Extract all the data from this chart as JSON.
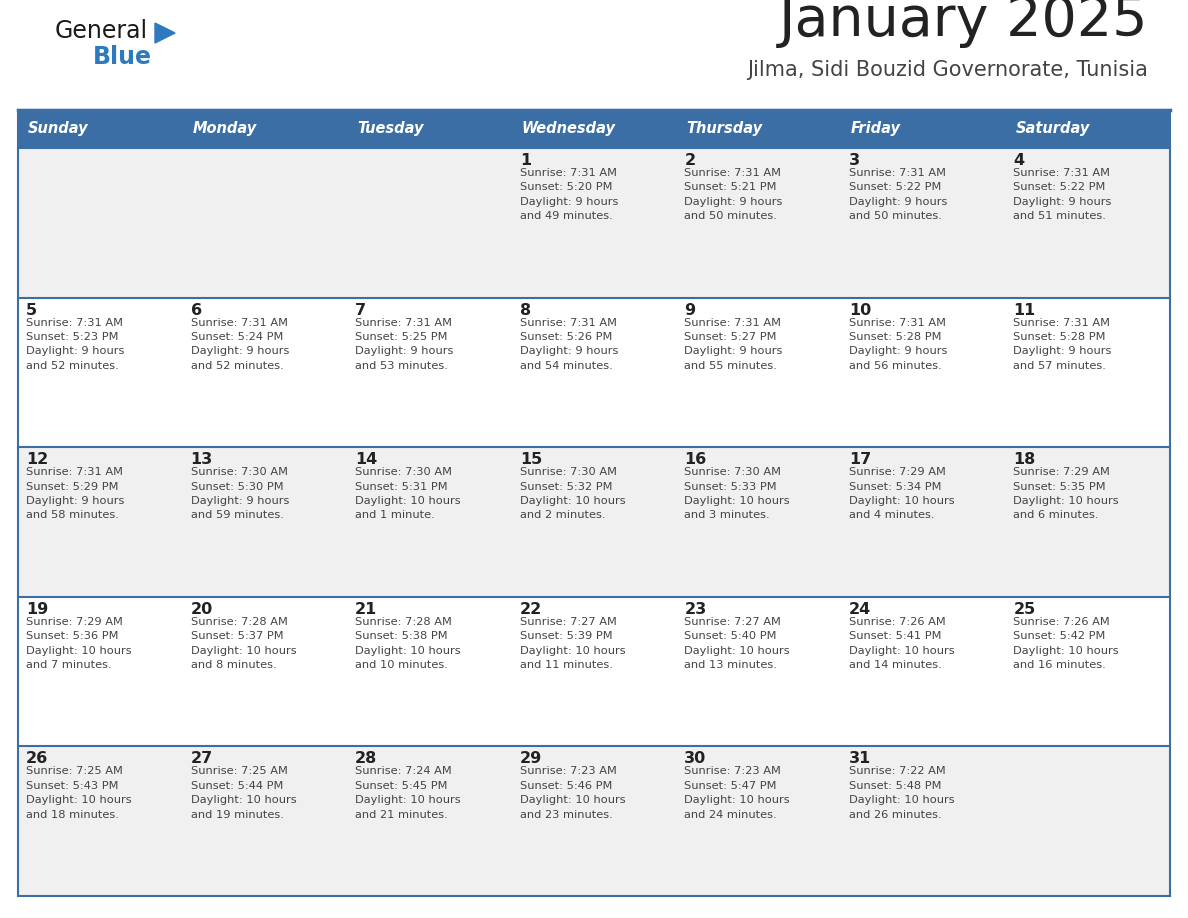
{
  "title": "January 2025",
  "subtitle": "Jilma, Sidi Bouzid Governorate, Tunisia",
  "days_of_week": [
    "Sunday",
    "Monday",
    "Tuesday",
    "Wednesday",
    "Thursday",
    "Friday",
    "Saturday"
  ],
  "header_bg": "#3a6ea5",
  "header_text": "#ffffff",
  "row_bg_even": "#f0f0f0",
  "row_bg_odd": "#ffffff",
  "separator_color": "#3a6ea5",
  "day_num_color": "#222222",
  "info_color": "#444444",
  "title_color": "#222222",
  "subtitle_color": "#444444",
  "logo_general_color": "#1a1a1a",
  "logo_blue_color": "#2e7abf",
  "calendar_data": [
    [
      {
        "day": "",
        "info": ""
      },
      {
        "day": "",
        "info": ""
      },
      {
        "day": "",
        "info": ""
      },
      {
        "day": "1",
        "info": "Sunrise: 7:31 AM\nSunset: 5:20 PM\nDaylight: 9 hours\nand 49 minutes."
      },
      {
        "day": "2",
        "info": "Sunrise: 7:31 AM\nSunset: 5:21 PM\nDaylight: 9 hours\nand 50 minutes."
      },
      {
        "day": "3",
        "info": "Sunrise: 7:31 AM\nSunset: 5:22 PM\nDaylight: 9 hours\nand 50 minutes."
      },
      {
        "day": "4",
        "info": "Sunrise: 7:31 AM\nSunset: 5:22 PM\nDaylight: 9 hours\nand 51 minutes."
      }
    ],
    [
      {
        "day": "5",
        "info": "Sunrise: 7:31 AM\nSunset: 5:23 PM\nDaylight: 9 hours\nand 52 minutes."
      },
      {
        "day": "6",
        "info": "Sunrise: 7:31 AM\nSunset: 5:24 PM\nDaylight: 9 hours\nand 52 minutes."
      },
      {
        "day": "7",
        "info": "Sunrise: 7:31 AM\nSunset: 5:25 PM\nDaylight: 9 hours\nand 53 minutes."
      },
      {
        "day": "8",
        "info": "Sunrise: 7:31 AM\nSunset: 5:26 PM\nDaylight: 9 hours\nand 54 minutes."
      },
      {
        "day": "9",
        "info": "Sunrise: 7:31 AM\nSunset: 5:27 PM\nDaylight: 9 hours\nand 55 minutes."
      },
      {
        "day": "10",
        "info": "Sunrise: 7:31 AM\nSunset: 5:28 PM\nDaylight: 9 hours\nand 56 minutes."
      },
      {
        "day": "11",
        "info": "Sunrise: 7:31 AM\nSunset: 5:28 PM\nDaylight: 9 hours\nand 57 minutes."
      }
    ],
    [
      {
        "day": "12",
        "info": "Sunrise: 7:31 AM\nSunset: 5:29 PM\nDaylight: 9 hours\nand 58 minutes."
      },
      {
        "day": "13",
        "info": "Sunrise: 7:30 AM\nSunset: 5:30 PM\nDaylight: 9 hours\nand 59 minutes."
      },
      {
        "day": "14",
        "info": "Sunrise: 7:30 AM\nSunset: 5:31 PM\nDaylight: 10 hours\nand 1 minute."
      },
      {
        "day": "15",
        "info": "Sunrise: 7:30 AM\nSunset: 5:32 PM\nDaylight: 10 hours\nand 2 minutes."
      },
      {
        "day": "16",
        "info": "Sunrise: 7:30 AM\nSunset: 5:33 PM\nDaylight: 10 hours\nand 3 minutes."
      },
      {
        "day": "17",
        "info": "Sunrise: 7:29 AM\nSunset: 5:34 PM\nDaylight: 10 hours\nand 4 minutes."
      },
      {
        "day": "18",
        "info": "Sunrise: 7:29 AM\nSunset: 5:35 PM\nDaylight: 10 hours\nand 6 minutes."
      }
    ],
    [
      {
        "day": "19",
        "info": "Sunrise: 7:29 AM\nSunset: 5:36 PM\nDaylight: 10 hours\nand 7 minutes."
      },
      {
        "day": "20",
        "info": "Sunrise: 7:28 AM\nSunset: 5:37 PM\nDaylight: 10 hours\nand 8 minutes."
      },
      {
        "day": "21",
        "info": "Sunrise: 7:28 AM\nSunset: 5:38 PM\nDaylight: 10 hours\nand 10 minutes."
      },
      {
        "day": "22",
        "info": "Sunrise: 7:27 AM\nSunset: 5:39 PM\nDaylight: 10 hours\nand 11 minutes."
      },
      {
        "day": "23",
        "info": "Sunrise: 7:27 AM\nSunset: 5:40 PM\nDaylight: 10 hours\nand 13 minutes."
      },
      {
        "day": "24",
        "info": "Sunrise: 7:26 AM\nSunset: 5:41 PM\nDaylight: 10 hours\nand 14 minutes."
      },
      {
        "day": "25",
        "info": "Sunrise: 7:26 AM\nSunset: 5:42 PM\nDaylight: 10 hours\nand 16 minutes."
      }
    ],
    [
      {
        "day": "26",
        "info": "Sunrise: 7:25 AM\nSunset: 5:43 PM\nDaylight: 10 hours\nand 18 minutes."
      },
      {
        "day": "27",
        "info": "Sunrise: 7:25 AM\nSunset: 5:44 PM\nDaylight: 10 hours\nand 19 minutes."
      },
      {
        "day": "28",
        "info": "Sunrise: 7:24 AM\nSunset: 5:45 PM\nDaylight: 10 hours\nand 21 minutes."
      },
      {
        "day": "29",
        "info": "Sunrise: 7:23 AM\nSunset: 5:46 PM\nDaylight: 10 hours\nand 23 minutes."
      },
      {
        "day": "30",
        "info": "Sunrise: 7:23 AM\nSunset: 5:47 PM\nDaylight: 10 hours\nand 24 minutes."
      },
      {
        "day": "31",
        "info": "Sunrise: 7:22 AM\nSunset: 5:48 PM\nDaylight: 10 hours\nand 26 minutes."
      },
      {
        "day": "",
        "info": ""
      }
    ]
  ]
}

★ ★ ★ ★ ★ ★ ★

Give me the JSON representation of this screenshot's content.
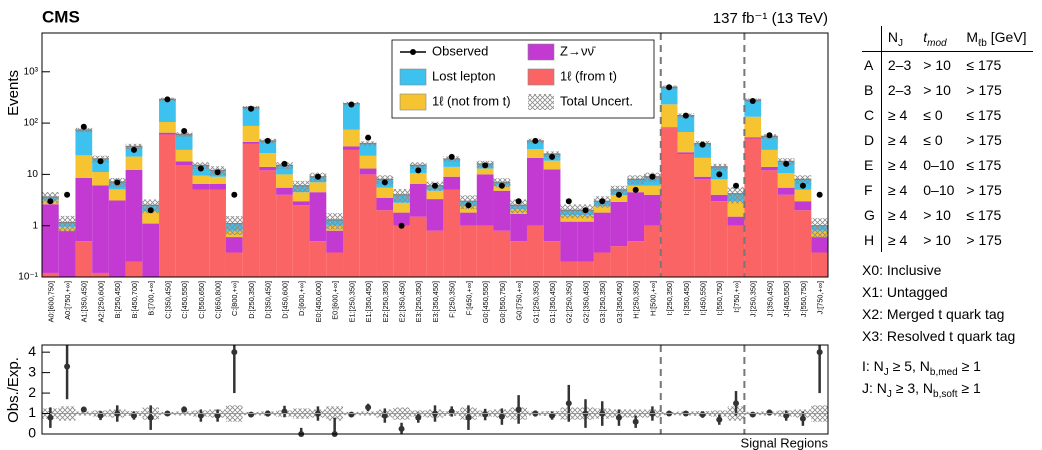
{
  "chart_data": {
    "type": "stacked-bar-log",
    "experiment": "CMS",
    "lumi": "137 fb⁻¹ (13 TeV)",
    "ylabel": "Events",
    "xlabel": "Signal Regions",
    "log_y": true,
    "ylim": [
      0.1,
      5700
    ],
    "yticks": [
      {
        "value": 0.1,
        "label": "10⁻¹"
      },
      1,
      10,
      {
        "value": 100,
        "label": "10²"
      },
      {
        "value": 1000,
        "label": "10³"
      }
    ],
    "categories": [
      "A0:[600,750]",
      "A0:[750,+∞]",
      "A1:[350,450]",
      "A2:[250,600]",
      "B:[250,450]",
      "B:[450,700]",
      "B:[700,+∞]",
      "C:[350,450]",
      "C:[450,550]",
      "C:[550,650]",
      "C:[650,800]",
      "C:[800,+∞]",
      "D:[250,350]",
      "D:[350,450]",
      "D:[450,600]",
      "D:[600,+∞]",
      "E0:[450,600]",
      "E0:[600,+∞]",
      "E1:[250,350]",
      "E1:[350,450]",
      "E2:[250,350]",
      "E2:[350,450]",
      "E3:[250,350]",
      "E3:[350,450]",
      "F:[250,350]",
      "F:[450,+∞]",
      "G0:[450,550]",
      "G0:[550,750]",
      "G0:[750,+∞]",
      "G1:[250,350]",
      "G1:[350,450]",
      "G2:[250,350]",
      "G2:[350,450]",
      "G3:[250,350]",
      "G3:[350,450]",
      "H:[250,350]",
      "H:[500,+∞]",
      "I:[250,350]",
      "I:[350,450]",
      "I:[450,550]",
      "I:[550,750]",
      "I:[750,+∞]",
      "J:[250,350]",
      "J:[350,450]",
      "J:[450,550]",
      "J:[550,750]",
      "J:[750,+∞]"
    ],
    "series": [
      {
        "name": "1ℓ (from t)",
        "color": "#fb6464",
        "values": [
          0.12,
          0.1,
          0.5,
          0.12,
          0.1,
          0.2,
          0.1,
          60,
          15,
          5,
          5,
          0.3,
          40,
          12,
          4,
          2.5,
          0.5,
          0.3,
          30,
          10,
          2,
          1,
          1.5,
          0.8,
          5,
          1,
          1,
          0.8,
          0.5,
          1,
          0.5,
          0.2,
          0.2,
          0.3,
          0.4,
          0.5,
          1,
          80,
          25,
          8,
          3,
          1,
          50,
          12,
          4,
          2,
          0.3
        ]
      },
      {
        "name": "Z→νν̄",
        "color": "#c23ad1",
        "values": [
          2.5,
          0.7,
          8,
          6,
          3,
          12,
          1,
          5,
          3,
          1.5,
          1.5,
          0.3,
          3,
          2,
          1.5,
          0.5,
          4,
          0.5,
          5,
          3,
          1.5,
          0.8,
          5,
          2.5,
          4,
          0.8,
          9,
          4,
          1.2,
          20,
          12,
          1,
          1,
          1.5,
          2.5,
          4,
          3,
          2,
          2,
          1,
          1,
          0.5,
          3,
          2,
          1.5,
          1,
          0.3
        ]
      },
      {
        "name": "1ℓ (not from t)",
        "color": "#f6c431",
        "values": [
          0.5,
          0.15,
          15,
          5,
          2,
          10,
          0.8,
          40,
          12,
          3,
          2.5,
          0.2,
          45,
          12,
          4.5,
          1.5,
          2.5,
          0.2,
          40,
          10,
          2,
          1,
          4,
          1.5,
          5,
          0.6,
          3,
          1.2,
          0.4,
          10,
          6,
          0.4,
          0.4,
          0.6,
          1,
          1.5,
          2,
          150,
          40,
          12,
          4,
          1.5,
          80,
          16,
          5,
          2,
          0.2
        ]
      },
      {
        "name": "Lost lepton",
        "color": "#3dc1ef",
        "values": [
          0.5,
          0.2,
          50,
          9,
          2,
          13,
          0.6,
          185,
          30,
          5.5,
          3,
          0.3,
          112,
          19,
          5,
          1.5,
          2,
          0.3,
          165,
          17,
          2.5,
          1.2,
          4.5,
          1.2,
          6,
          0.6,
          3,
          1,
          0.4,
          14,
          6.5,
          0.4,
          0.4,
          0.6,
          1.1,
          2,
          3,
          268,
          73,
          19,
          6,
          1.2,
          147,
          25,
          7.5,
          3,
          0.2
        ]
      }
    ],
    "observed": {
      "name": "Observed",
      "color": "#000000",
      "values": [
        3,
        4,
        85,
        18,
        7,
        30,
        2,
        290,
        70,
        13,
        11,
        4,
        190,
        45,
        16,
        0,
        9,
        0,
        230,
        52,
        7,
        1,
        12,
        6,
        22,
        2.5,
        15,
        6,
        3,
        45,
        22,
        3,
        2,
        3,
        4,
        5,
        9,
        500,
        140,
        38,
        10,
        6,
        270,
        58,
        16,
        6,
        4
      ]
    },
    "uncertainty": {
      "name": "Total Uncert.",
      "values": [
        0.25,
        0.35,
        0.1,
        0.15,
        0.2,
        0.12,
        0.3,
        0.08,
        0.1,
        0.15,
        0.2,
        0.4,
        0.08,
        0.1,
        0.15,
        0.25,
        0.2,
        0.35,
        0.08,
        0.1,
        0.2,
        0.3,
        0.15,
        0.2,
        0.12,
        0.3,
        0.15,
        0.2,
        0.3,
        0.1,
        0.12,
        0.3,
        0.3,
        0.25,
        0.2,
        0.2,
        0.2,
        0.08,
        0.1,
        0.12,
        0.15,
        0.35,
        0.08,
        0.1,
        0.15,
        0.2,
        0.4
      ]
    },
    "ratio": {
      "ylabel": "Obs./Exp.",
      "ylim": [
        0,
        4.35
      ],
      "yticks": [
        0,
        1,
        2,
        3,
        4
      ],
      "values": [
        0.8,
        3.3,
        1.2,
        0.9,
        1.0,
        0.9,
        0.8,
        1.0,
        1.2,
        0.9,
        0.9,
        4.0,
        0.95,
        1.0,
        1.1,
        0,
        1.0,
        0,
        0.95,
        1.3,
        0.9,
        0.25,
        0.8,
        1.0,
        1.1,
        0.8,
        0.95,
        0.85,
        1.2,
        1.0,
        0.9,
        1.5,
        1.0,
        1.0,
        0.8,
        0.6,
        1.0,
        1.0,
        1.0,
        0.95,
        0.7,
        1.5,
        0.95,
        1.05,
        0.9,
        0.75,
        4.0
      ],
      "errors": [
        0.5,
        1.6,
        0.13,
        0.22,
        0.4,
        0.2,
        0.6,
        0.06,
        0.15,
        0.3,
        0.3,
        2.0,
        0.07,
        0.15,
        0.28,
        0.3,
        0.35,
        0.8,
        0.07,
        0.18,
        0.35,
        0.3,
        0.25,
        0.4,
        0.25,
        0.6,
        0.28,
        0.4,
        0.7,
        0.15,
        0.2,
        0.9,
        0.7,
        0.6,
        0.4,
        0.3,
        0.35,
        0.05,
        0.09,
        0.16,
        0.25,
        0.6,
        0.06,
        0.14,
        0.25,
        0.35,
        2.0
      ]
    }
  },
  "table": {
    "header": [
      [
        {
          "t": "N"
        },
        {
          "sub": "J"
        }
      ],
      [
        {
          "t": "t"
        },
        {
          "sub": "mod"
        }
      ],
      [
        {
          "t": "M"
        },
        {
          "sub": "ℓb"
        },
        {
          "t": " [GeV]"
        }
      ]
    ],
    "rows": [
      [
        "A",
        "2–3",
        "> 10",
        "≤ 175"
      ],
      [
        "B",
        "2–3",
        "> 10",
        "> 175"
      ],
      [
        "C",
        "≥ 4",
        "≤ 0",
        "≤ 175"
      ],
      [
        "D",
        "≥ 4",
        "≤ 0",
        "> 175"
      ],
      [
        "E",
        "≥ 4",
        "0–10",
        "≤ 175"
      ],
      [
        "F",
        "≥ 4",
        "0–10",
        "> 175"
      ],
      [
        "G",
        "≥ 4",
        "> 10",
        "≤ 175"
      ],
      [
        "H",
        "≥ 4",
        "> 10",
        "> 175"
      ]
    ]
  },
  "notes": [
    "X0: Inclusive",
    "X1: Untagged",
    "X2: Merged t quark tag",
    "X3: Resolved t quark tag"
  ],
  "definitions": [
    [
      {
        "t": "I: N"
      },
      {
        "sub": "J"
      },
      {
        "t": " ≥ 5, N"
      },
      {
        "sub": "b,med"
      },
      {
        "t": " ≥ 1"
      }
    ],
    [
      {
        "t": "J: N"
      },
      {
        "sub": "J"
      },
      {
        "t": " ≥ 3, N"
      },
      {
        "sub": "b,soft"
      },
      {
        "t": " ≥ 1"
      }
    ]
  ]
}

★ ★ ★ ★ ★ ★ ★

**Problem requirements**:
Of the lines in this listing, how many contain "from"? Reply with the number and nothing more.

**Exercise solution**:
3